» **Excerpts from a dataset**
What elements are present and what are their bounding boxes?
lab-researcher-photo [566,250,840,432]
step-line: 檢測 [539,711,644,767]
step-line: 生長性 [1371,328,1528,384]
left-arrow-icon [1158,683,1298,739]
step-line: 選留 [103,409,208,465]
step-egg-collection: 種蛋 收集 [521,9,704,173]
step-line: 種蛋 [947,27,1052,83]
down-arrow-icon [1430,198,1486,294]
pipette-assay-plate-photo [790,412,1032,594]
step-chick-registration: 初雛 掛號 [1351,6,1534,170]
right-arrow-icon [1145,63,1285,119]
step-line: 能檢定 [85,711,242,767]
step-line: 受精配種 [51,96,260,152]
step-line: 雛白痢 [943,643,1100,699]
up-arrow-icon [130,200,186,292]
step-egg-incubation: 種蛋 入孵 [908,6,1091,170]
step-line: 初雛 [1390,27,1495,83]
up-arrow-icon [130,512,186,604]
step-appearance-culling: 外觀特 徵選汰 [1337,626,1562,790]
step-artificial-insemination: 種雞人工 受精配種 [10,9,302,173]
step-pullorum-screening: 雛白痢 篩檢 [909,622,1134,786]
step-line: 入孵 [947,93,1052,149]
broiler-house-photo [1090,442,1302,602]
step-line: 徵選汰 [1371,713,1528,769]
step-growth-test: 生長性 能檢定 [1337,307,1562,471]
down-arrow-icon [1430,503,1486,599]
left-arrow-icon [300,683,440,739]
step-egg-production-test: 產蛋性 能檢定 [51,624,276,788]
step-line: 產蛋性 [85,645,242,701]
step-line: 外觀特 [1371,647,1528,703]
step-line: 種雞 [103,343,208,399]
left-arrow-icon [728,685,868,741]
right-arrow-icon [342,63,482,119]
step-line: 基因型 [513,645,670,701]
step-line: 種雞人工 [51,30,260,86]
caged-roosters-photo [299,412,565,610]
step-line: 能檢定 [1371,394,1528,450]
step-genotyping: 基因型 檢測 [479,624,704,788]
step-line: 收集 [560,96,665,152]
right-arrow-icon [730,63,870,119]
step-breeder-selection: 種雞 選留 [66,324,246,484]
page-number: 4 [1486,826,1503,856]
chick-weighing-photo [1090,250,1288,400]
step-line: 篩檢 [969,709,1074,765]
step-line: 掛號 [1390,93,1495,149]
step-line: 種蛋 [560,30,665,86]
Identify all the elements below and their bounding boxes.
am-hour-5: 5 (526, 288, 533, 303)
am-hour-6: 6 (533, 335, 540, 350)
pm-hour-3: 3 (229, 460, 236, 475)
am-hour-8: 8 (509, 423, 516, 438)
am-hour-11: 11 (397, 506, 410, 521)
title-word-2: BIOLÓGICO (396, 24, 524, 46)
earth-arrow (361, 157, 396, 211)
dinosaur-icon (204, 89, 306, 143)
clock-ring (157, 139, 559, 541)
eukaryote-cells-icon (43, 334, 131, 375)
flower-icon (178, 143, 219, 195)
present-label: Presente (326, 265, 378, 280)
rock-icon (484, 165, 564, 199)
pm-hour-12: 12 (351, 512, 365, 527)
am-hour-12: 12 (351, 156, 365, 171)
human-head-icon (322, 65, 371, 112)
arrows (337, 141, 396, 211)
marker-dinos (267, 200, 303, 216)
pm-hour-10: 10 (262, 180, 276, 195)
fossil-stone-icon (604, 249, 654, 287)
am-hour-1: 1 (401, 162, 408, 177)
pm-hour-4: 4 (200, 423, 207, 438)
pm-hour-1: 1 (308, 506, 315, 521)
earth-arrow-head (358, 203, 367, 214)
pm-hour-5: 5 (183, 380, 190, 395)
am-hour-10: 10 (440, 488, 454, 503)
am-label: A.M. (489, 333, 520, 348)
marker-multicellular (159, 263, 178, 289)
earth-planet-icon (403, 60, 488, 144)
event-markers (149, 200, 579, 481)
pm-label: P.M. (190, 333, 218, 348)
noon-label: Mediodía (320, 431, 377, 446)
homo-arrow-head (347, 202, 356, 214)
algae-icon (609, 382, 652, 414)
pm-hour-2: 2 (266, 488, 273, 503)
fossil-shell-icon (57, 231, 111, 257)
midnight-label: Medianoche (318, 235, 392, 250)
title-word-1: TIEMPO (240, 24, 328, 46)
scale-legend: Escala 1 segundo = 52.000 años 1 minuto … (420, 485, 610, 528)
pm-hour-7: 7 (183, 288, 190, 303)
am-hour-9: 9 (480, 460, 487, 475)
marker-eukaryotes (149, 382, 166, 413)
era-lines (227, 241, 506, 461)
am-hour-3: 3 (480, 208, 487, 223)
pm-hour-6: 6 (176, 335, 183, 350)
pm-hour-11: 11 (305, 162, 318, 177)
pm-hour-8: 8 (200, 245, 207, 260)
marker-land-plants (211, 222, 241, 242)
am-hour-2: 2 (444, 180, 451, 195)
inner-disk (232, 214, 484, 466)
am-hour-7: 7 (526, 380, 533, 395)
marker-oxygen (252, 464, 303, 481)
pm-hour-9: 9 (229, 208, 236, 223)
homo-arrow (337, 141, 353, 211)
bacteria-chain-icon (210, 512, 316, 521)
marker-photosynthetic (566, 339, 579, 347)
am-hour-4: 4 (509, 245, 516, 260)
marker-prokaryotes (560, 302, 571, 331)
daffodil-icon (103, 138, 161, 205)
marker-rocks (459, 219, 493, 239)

» **TASK DETAILS**
Reproduce the data in full. Nothing in it may be altered.

» **RESPONSE TO THE TASK**
What elements are present and what are their bounding boxes?
lab-researcher-photo [566,250,840,432]
step-line: 檢測 [539,711,644,767]
step-line: 生長性 [1371,328,1528,384]
left-arrow-icon [1158,683,1298,739]
step-line: 選留 [103,409,208,465]
step-egg-collection: 種蛋 收集 [521,9,704,173]
step-line: 種蛋 [947,27,1052,83]
down-arrow-icon [1430,198,1486,294]
pipette-assay-plate-photo [790,412,1032,594]
step-chick-registration: 初雛 掛號 [1351,6,1534,170]
right-arrow-icon [1145,63,1285,119]
step-line: 能檢定 [85,711,242,767]
step-line: 受精配種 [51,96,260,152]
step-line: 雛白痢 [943,643,1100,699]
up-arrow-icon [130,200,186,292]
step-egg-incubation: 種蛋 入孵 [908,6,1091,170]
step-line: 初雛 [1390,27,1495,83]
up-arrow-icon [130,512,186,604]
step-appearance-culling: 外觀特 徵選汰 [1337,626,1562,790]
step-artificial-insemination: 種雞人工 受精配種 [10,9,302,173]
step-pullorum-screening: 雛白痢 篩檢 [909,622,1134,786]
step-line: 入孵 [947,93,1052,149]
broiler-house-photo [1090,442,1302,602]
step-line: 徵選汰 [1371,713,1528,769]
step-growth-test: 生長性 能檢定 [1337,307,1562,471]
down-arrow-icon [1430,503,1486,599]
left-arrow-icon [300,683,440,739]
step-egg-production-test: 產蛋性 能檢定 [51,624,276,788]
step-line: 產蛋性 [85,645,242,701]
step-line: 外觀特 [1371,647,1528,703]
step-line: 種雞 [103,343,208,399]
left-arrow-icon [728,685,868,741]
right-arrow-icon [342,63,482,119]
step-line: 基因型 [513,645,670,701]
step-line: 種雞人工 [51,30,260,86]
caged-roosters-photo [299,412,565,610]
step-line: 能檢定 [1371,394,1528,450]
step-genotyping: 基因型 檢測 [479,624,704,788]
step-line: 收集 [560,96,665,152]
right-arrow-icon [730,63,870,119]
step-breeder-selection: 種雞 選留 [66,324,246,484]
page-number: 4 [1486,826,1503,856]
chick-weighing-photo [1090,250,1288,400]
step-line: 篩檢 [969,709,1074,765]
step-line: 掛號 [1390,93,1495,149]
step-line: 種蛋 [560,30,665,86]
Identify all the elements below and their bounding boxes.
am-hour-5: 5 (526, 288, 533, 303)
am-hour-6: 6 (533, 335, 540, 350)
pm-hour-3: 3 (229, 460, 236, 475)
am-hour-8: 8 (509, 423, 516, 438)
am-hour-11: 11 (397, 506, 410, 521)
title-word-2: BIOLÓGICO (396, 24, 524, 46)
earth-arrow (361, 157, 396, 211)
dinosaur-icon (204, 89, 306, 143)
clock-ring (157, 139, 559, 541)
eukaryote-cells-icon (43, 334, 131, 375)
flower-icon (178, 143, 219, 195)
present-label: Presente (326, 265, 378, 280)
rock-icon (484, 165, 564, 199)
pm-hour-12: 12 (351, 512, 365, 527)
am-hour-12: 12 (351, 156, 365, 171)
human-head-icon (322, 65, 371, 112)
arrows (337, 141, 396, 211)
marker-dinos (267, 200, 303, 216)
pm-hour-10: 10 (262, 180, 276, 195)
fossil-stone-icon (604, 249, 654, 287)
am-hour-1: 1 (401, 162, 408, 177)
pm-hour-4: 4 (200, 423, 207, 438)
pm-hour-1: 1 (308, 506, 315, 521)
earth-arrow-head (358, 203, 367, 214)
pm-hour-5: 5 (183, 380, 190, 395)
am-hour-10: 10 (440, 488, 454, 503)
am-label: A.M. (489, 333, 520, 348)
marker-multicellular (159, 263, 178, 289)
earth-planet-icon (403, 60, 488, 144)
event-markers (149, 200, 579, 481)
pm-label: P.M. (190, 333, 218, 348)
noon-label: Mediodía (320, 431, 377, 446)
homo-arrow-head (347, 202, 356, 214)
algae-icon (609, 382, 652, 414)
pm-hour-2: 2 (266, 488, 273, 503)
fossil-shell-icon (57, 231, 111, 257)
midnight-label: Medianoche (318, 235, 392, 250)
title-word-1: TIEMPO (240, 24, 328, 46)
scale-legend: Escala 1 segundo = 52.000 años 1 minuto … (420, 485, 610, 528)
pm-hour-7: 7 (183, 288, 190, 303)
am-hour-9: 9 (480, 460, 487, 475)
marker-eukaryotes (149, 382, 166, 413)
era-lines (227, 241, 506, 461)
am-hour-3: 3 (480, 208, 487, 223)
pm-hour-6: 6 (176, 335, 183, 350)
pm-hour-11: 11 (305, 162, 318, 177)
pm-hour-8: 8 (200, 245, 207, 260)
marker-land-plants (211, 222, 241, 242)
am-hour-2: 2 (444, 180, 451, 195)
inner-disk (232, 214, 484, 466)
am-hour-7: 7 (526, 380, 533, 395)
marker-oxygen (252, 464, 303, 481)
pm-hour-9: 9 (229, 208, 236, 223)
homo-arrow (337, 141, 353, 211)
bacteria-chain-icon (210, 512, 316, 521)
marker-photosynthetic (566, 339, 579, 347)
am-hour-4: 4 (509, 245, 516, 260)
marker-prokaryotes (560, 302, 571, 331)
daffodil-icon (103, 138, 161, 205)
marker-rocks (459, 219, 493, 239)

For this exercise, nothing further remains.